**Supplied material:**
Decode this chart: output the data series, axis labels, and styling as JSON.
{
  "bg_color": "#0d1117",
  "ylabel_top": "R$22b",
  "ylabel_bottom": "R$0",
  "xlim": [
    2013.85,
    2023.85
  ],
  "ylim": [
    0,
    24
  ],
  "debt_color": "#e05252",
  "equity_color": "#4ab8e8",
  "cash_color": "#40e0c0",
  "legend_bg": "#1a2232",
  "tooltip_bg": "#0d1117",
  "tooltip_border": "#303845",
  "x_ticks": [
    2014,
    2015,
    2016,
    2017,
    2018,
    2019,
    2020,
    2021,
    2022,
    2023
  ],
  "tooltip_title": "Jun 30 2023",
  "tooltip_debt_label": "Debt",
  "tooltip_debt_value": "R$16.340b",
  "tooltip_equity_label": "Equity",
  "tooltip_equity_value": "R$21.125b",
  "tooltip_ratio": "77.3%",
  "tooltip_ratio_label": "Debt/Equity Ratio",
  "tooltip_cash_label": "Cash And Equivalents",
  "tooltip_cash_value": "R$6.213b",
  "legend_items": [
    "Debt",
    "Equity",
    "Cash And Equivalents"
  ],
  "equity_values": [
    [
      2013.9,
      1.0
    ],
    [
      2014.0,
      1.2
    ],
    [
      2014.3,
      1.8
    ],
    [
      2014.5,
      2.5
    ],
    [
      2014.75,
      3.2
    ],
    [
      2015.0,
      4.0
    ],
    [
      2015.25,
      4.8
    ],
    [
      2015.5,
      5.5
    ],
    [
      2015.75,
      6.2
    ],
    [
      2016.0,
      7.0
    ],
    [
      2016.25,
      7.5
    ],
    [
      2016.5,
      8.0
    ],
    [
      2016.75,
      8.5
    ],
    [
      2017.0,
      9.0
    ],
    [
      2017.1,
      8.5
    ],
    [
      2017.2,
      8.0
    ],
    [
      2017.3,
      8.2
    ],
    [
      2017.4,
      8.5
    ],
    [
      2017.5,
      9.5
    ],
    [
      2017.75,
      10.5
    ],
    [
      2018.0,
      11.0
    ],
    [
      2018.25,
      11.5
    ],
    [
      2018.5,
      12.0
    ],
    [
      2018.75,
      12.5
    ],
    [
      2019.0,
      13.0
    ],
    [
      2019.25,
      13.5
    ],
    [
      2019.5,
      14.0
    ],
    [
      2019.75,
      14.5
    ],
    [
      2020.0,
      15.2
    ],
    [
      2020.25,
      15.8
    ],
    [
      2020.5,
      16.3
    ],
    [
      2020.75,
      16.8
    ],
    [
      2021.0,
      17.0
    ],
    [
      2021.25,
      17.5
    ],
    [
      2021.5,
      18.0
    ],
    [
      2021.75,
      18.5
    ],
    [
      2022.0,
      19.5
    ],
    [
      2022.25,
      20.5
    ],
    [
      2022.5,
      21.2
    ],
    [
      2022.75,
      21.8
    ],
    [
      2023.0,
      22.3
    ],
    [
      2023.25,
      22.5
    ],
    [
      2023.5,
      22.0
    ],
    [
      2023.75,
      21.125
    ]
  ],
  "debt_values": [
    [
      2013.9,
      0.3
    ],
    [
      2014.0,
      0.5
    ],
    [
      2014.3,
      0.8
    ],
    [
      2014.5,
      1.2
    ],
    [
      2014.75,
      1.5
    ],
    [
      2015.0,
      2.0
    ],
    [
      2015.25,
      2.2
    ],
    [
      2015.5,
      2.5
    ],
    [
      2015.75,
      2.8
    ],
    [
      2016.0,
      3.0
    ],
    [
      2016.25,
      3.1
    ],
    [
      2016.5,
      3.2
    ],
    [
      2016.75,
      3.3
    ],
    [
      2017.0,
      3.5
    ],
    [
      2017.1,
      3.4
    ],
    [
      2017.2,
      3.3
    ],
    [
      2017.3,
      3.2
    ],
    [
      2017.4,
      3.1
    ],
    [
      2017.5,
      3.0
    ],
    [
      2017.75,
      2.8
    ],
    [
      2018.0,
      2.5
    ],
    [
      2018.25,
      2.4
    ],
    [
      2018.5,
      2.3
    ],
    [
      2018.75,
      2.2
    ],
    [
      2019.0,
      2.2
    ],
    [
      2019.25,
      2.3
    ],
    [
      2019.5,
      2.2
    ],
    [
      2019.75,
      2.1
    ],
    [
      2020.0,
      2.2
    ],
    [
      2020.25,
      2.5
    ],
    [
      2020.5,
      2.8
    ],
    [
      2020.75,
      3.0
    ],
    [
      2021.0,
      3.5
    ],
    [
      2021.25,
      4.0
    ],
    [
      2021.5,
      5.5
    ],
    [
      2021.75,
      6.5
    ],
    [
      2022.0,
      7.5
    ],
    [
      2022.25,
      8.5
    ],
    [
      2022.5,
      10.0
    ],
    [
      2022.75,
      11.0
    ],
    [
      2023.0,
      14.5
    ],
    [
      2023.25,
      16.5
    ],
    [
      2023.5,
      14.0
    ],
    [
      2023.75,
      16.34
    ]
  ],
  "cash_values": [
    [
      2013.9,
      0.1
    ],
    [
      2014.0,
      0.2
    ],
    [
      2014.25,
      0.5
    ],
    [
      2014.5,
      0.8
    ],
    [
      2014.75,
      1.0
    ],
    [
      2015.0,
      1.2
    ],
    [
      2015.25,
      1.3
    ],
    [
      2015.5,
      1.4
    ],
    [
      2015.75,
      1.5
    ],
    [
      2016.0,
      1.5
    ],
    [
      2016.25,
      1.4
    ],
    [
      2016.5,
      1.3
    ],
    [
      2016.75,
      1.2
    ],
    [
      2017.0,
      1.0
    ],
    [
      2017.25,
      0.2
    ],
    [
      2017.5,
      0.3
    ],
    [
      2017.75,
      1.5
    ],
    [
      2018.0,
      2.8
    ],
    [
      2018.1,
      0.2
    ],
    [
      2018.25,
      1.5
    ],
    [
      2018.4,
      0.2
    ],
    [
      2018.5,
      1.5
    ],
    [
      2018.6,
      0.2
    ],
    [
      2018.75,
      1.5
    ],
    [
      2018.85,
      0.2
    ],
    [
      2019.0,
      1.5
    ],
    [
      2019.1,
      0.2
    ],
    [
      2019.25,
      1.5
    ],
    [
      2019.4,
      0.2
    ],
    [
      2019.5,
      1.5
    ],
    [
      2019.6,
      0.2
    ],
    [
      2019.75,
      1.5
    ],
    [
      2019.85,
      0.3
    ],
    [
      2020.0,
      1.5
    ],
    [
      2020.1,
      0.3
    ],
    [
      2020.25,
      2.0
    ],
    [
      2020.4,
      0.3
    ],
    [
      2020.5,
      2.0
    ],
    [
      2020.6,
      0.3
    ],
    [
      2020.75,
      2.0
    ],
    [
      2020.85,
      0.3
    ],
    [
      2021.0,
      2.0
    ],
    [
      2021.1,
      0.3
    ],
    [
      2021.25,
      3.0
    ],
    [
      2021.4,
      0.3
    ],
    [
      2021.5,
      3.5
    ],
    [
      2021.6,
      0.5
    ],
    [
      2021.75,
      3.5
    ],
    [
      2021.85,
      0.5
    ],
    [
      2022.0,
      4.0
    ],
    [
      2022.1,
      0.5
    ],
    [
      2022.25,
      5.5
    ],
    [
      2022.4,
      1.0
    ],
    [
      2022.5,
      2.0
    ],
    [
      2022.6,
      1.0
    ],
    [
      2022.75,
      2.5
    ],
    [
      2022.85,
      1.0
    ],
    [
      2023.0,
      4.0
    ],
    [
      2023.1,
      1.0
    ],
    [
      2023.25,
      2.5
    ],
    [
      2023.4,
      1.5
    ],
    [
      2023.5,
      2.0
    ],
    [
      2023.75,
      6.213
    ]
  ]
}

**Directions:** Reproduce the material above exactly; please quote every line of it.

**Exercise result:**
Decode this chart: output the data series, axis labels, and styling as JSON.
{
  "bg_color": "#0d1117",
  "ylabel_top": "R$22b",
  "ylabel_bottom": "R$0",
  "xlim": [
    2013.85,
    2023.85
  ],
  "ylim": [
    0,
    24
  ],
  "debt_color": "#e05252",
  "equity_color": "#4ab8e8",
  "cash_color": "#40e0c0",
  "legend_bg": "#1a2232",
  "tooltip_bg": "#0d1117",
  "tooltip_border": "#303845",
  "x_ticks": [
    2014,
    2015,
    2016,
    2017,
    2018,
    2019,
    2020,
    2021,
    2022,
    2023
  ],
  "tooltip_title": "Jun 30 2023",
  "tooltip_debt_label": "Debt",
  "tooltip_debt_value": "R$16.340b",
  "tooltip_equity_label": "Equity",
  "tooltip_equity_value": "R$21.125b",
  "tooltip_ratio": "77.3%",
  "tooltip_ratio_label": "Debt/Equity Ratio",
  "tooltip_cash_label": "Cash And Equivalents",
  "tooltip_cash_value": "R$6.213b",
  "legend_items": [
    "Debt",
    "Equity",
    "Cash And Equivalents"
  ],
  "equity_values": [
    [
      2013.9,
      1.0
    ],
    [
      2014.0,
      1.2
    ],
    [
      2014.3,
      1.8
    ],
    [
      2014.5,
      2.5
    ],
    [
      2014.75,
      3.2
    ],
    [
      2015.0,
      4.0
    ],
    [
      2015.25,
      4.8
    ],
    [
      2015.5,
      5.5
    ],
    [
      2015.75,
      6.2
    ],
    [
      2016.0,
      7.0
    ],
    [
      2016.25,
      7.5
    ],
    [
      2016.5,
      8.0
    ],
    [
      2016.75,
      8.5
    ],
    [
      2017.0,
      9.0
    ],
    [
      2017.1,
      8.5
    ],
    [
      2017.2,
      8.0
    ],
    [
      2017.3,
      8.2
    ],
    [
      2017.4,
      8.5
    ],
    [
      2017.5,
      9.5
    ],
    [
      2017.75,
      10.5
    ],
    [
      2018.0,
      11.0
    ],
    [
      2018.25,
      11.5
    ],
    [
      2018.5,
      12.0
    ],
    [
      2018.75,
      12.5
    ],
    [
      2019.0,
      13.0
    ],
    [
      2019.25,
      13.5
    ],
    [
      2019.5,
      14.0
    ],
    [
      2019.75,
      14.5
    ],
    [
      2020.0,
      15.2
    ],
    [
      2020.25,
      15.8
    ],
    [
      2020.5,
      16.3
    ],
    [
      2020.75,
      16.8
    ],
    [
      2021.0,
      17.0
    ],
    [
      2021.25,
      17.5
    ],
    [
      2021.5,
      18.0
    ],
    [
      2021.75,
      18.5
    ],
    [
      2022.0,
      19.5
    ],
    [
      2022.25,
      20.5
    ],
    [
      2022.5,
      21.2
    ],
    [
      2022.75,
      21.8
    ],
    [
      2023.0,
      22.3
    ],
    [
      2023.25,
      22.5
    ],
    [
      2023.5,
      22.0
    ],
    [
      2023.75,
      21.125
    ]
  ],
  "debt_values": [
    [
      2013.9,
      0.3
    ],
    [
      2014.0,
      0.5
    ],
    [
      2014.3,
      0.8
    ],
    [
      2014.5,
      1.2
    ],
    [
      2014.75,
      1.5
    ],
    [
      2015.0,
      2.0
    ],
    [
      2015.25,
      2.2
    ],
    [
      2015.5,
      2.5
    ],
    [
      2015.75,
      2.8
    ],
    [
      2016.0,
      3.0
    ],
    [
      2016.25,
      3.1
    ],
    [
      2016.5,
      3.2
    ],
    [
      2016.75,
      3.3
    ],
    [
      2017.0,
      3.5
    ],
    [
      2017.1,
      3.4
    ],
    [
      2017.2,
      3.3
    ],
    [
      2017.3,
      3.2
    ],
    [
      2017.4,
      3.1
    ],
    [
      2017.5,
      3.0
    ],
    [
      2017.75,
      2.8
    ],
    [
      2018.0,
      2.5
    ],
    [
      2018.25,
      2.4
    ],
    [
      2018.5,
      2.3
    ],
    [
      2018.75,
      2.2
    ],
    [
      2019.0,
      2.2
    ],
    [
      2019.25,
      2.3
    ],
    [
      2019.5,
      2.2
    ],
    [
      2019.75,
      2.1
    ],
    [
      2020.0,
      2.2
    ],
    [
      2020.25,
      2.5
    ],
    [
      2020.5,
      2.8
    ],
    [
      2020.75,
      3.0
    ],
    [
      2021.0,
      3.5
    ],
    [
      2021.25,
      4.0
    ],
    [
      2021.5,
      5.5
    ],
    [
      2021.75,
      6.5
    ],
    [
      2022.0,
      7.5
    ],
    [
      2022.25,
      8.5
    ],
    [
      2022.5,
      10.0
    ],
    [
      2022.75,
      11.0
    ],
    [
      2023.0,
      14.5
    ],
    [
      2023.25,
      16.5
    ],
    [
      2023.5,
      14.0
    ],
    [
      2023.75,
      16.34
    ]
  ],
  "cash_values": [
    [
      2013.9,
      0.1
    ],
    [
      2014.0,
      0.2
    ],
    [
      2014.25,
      0.5
    ],
    [
      2014.5,
      0.8
    ],
    [
      2014.75,
      1.0
    ],
    [
      2015.0,
      1.2
    ],
    [
      2015.25,
      1.3
    ],
    [
      2015.5,
      1.4
    ],
    [
      2015.75,
      1.5
    ],
    [
      2016.0,
      1.5
    ],
    [
      2016.25,
      1.4
    ],
    [
      2016.5,
      1.3
    ],
    [
      2016.75,
      1.2
    ],
    [
      2017.0,
      1.0
    ],
    [
      2017.25,
      0.2
    ],
    [
      2017.5,
      0.3
    ],
    [
      2017.75,
      1.5
    ],
    [
      2018.0,
      2.8
    ],
    [
      2018.1,
      0.2
    ],
    [
      2018.25,
      1.5
    ],
    [
      2018.4,
      0.2
    ],
    [
      2018.5,
      1.5
    ],
    [
      2018.6,
      0.2
    ],
    [
      2018.75,
      1.5
    ],
    [
      2018.85,
      0.2
    ],
    [
      2019.0,
      1.5
    ],
    [
      2019.1,
      0.2
    ],
    [
      2019.25,
      1.5
    ],
    [
      2019.4,
      0.2
    ],
    [
      2019.5,
      1.5
    ],
    [
      2019.6,
      0.2
    ],
    [
      2019.75,
      1.5
    ],
    [
      2019.85,
      0.3
    ],
    [
      2020.0,
      1.5
    ],
    [
      2020.1,
      0.3
    ],
    [
      2020.25,
      2.0
    ],
    [
      2020.4,
      0.3
    ],
    [
      2020.5,
      2.0
    ],
    [
      2020.6,
      0.3
    ],
    [
      2020.75,
      2.0
    ],
    [
      2020.85,
      0.3
    ],
    [
      2021.0,
      2.0
    ],
    [
      2021.1,
      0.3
    ],
    [
      2021.25,
      3.0
    ],
    [
      2021.4,
      0.3
    ],
    [
      2021.5,
      3.5
    ],
    [
      2021.6,
      0.5
    ],
    [
      2021.75,
      3.5
    ],
    [
      2021.85,
      0.5
    ],
    [
      2022.0,
      4.0
    ],
    [
      2022.1,
      0.5
    ],
    [
      2022.25,
      5.5
    ],
    [
      2022.4,
      1.0
    ],
    [
      2022.5,
      2.0
    ],
    [
      2022.6,
      1.0
    ],
    [
      2022.75,
      2.5
    ],
    [
      2022.85,
      1.0
    ],
    [
      2023.0,
      4.0
    ],
    [
      2023.1,
      1.0
    ],
    [
      2023.25,
      2.5
    ],
    [
      2023.4,
      1.5
    ],
    [
      2023.5,
      2.0
    ],
    [
      2023.75,
      6.213
    ]
  ]
}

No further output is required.